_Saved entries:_
Start

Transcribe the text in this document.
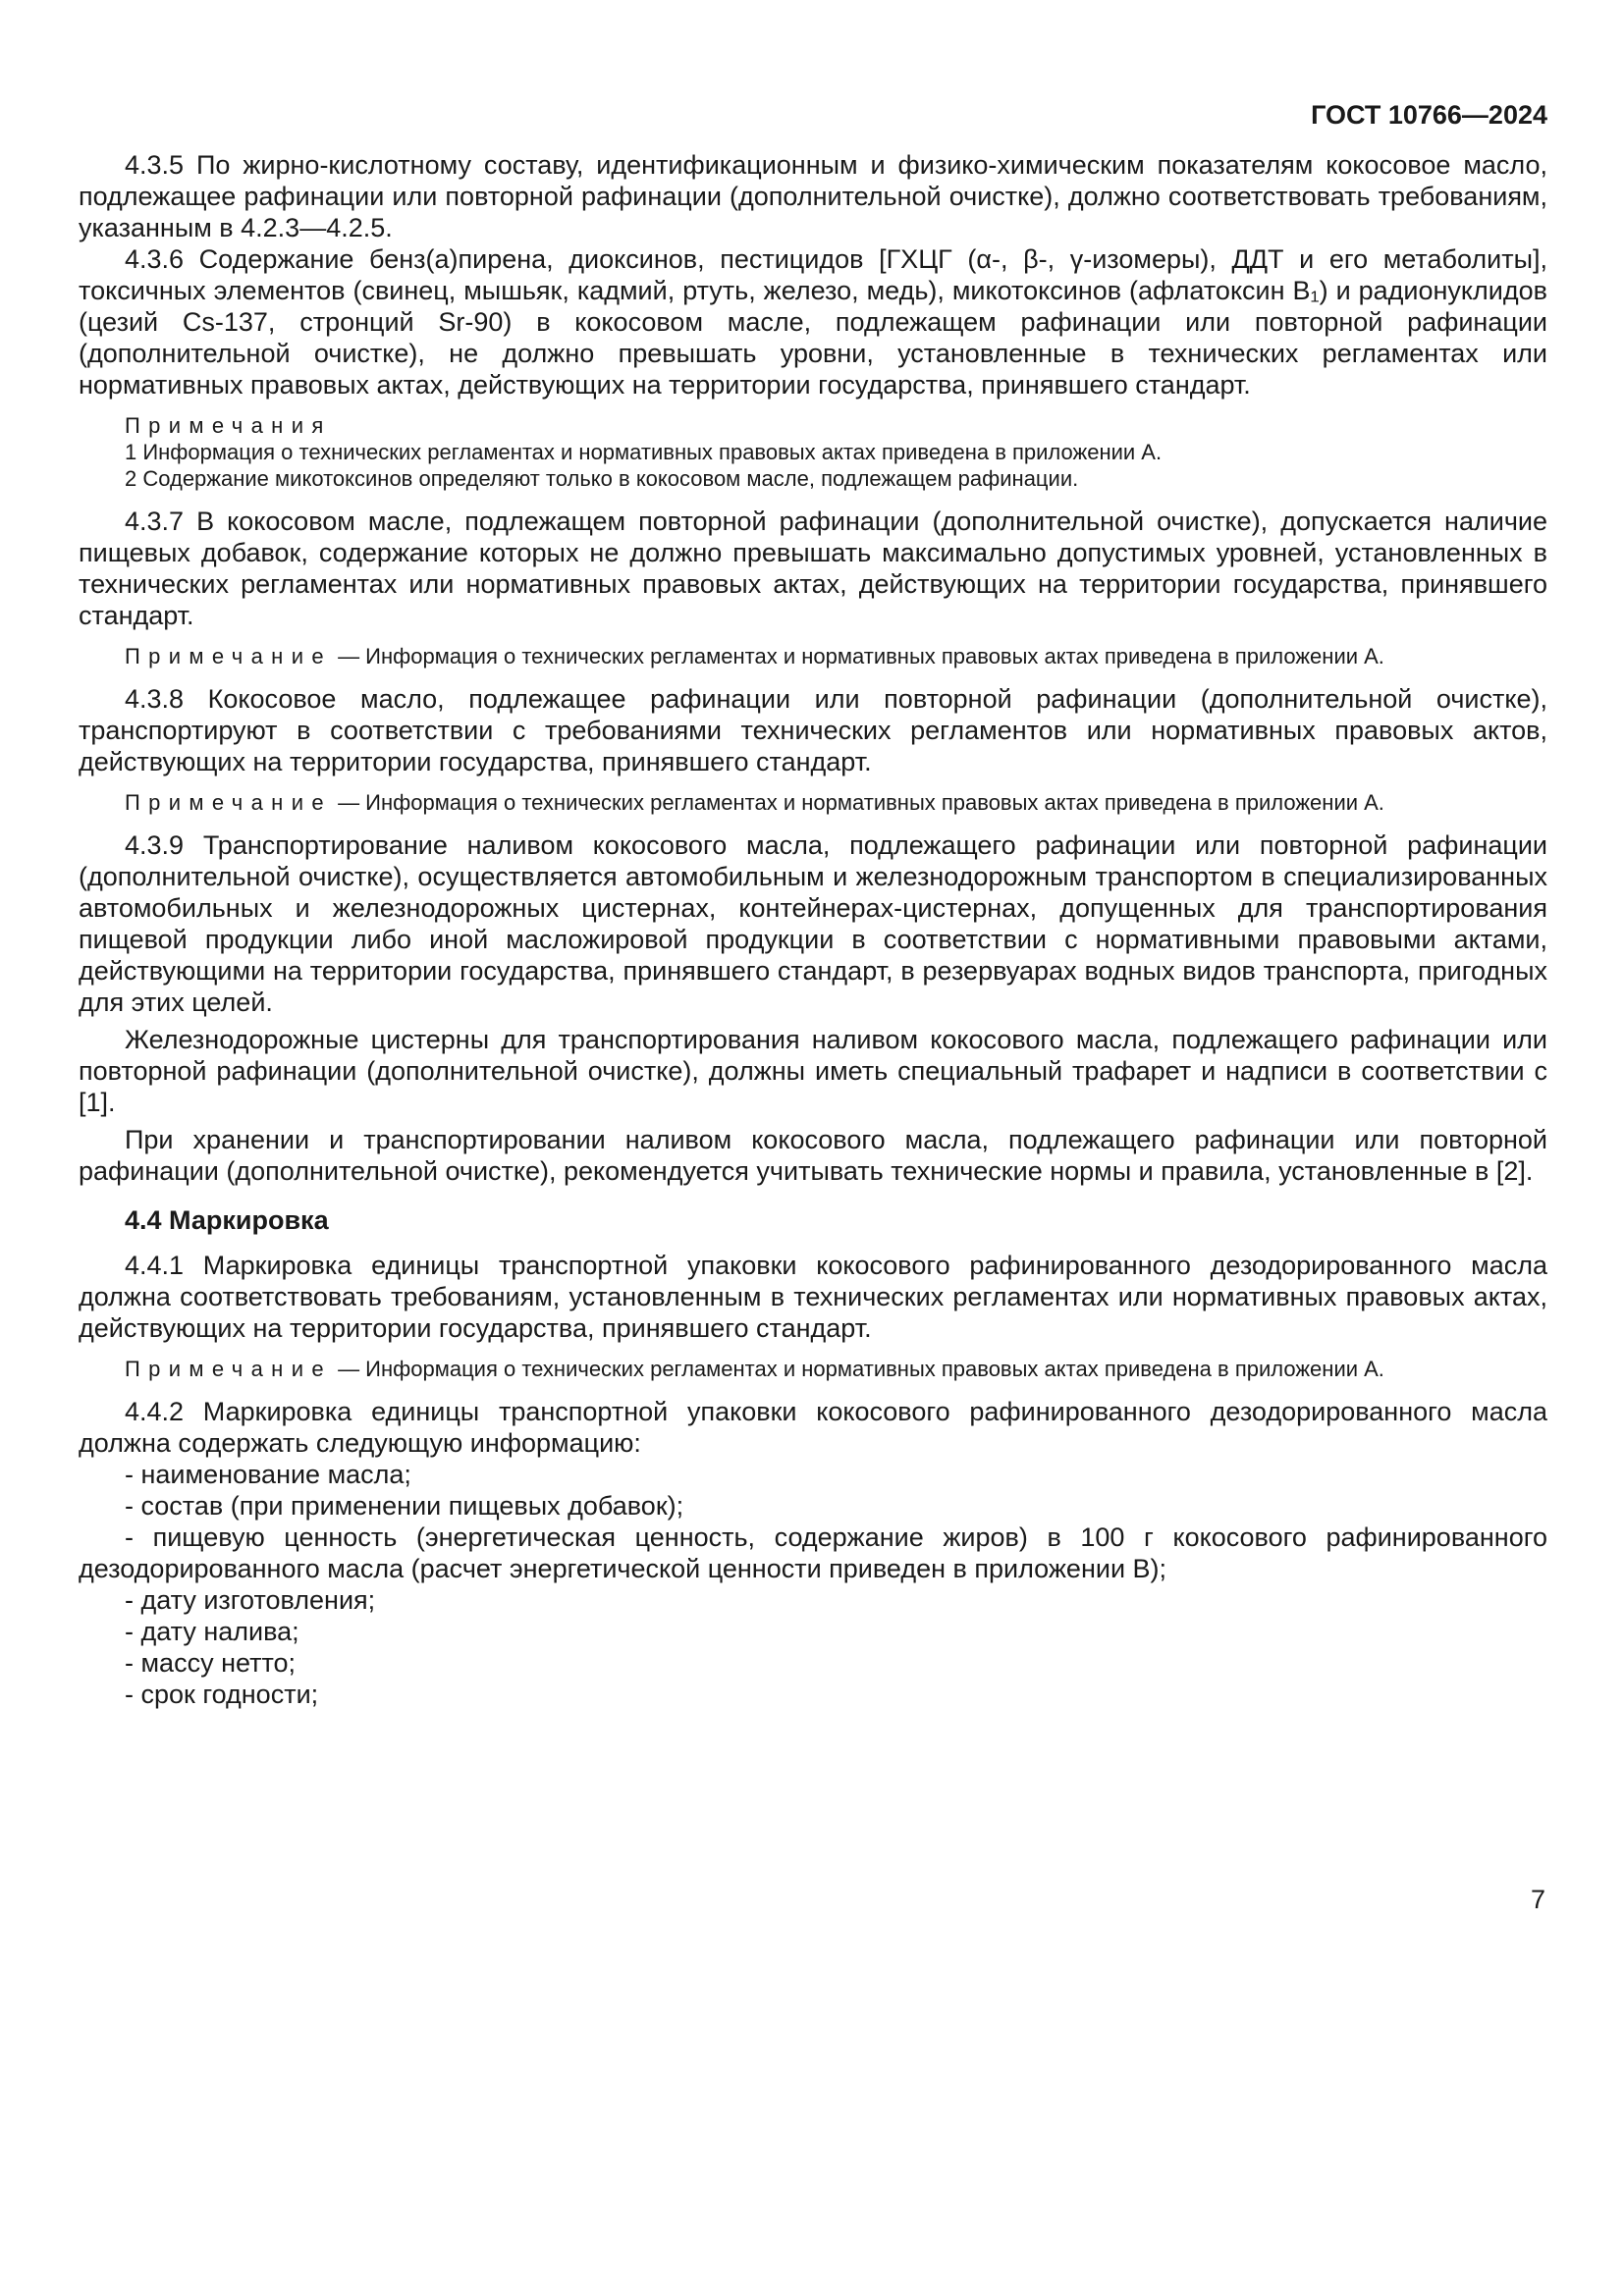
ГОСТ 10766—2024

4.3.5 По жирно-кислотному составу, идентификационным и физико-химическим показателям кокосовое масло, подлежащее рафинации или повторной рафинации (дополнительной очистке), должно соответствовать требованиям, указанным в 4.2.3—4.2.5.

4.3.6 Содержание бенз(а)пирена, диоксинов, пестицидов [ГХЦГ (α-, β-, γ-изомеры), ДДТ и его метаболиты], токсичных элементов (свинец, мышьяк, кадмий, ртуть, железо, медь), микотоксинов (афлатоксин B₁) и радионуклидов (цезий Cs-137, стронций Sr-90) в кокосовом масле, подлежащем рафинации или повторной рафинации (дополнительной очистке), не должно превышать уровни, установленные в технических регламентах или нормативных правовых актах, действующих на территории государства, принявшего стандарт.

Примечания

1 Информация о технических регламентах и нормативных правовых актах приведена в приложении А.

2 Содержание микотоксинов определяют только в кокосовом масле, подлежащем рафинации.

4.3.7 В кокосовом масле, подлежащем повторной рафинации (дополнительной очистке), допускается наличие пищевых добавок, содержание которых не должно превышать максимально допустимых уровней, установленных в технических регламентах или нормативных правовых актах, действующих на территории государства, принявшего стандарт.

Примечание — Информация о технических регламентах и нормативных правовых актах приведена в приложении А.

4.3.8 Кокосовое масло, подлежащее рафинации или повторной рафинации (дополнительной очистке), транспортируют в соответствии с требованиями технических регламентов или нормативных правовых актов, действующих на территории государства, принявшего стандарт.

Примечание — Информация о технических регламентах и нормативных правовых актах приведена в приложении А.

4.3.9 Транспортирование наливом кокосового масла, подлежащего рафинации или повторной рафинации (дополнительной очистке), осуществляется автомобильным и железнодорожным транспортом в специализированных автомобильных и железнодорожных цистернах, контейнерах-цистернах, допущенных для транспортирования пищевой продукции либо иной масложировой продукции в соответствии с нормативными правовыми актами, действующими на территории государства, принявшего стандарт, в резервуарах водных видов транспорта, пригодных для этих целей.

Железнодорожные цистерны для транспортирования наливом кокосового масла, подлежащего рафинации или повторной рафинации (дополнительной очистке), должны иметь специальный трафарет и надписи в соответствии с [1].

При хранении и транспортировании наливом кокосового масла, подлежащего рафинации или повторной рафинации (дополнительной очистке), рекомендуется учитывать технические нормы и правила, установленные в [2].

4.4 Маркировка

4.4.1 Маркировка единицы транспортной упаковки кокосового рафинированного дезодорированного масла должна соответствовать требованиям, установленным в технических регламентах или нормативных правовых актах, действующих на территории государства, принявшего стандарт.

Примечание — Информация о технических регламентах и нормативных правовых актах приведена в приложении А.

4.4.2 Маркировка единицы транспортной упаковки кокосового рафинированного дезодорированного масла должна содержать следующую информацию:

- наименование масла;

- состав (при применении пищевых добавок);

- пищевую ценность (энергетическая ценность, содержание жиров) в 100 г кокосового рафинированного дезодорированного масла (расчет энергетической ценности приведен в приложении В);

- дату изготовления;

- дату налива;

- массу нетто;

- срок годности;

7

End
Start

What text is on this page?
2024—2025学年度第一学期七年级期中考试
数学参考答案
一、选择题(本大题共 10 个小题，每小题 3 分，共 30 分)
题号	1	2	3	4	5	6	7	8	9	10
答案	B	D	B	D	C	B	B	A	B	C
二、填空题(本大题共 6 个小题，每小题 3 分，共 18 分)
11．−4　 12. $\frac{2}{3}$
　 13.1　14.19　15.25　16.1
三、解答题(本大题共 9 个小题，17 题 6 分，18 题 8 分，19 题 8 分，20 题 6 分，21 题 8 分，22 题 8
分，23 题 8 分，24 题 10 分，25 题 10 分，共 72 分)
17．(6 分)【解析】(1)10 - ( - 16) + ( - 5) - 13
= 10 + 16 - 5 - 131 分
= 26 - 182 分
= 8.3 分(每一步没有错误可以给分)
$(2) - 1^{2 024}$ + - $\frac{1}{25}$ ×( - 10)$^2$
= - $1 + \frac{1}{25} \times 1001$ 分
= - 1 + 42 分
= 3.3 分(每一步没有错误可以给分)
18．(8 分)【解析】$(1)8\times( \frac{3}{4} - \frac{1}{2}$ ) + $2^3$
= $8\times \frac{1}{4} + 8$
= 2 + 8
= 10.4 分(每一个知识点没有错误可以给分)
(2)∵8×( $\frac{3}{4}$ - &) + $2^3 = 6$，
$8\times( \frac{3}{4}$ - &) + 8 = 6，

End

_GIVEN PROBLEM:_
In the data above, how many lines contain the string "рафинированного"? Answer with the number only.

_WRITTEN ANSWER:_
3